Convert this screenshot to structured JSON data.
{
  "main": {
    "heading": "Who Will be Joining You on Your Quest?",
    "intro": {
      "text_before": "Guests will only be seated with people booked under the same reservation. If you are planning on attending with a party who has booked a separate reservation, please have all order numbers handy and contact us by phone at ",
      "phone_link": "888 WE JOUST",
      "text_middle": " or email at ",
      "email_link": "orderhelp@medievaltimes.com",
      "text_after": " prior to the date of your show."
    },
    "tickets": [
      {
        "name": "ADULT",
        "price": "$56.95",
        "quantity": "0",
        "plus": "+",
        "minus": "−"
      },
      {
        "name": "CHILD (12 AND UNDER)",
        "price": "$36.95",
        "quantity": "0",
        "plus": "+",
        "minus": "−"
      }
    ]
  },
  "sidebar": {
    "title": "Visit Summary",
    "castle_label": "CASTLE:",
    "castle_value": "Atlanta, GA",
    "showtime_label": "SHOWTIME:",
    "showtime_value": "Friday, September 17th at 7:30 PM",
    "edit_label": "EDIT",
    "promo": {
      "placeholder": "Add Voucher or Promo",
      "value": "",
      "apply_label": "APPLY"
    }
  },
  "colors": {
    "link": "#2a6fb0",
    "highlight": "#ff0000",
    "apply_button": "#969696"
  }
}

**Task to carry out:** Your task is to output the full set of records exactly as presented.

**Answer to the exercise:**
Convert this screenshot to structured JSON data.
{
  "main": {
    "heading": "Who Will be Joining You on Your Quest?",
    "intro": {
      "text_before": "Guests will only be seated with people booked under the same reservation. If you are planning on attending with a party who has booked a separate reservation, please have all order numbers handy and contact us by phone at ",
      "phone_link": "888 WE JOUST",
      "text_middle": " or email at ",
      "email_link": "orderhelp@medievaltimes.com",
      "text_after": " prior to the date of your show."
    },
    "tickets": [
      {
        "name": "ADULT",
        "price": "$56.95",
        "quantity": "0",
        "plus": "+",
        "minus": "−"
      },
      {
        "name": "CHILD (12 AND UNDER)",
        "price": "$36.95",
        "quantity": "0",
        "plus": "+",
        "minus": "−"
      }
    ]
  },
  "sidebar": {
    "title": "Visit Summary",
    "castle_label": "CASTLE:",
    "castle_value": "Atlanta, GA",
    "showtime_label": "SHOWTIME:",
    "showtime_value": "Friday, September 17th at 7:30 PM",
    "edit_label": "EDIT",
    "promo": {
      "placeholder": "Add Voucher or Promo",
      "value": "",
      "apply_label": "APPLY"
    }
  },
  "colors": {
    "link": "#2a6fb0",
    "highlight": "#ff0000",
    "apply_button": "#969696"
  }
}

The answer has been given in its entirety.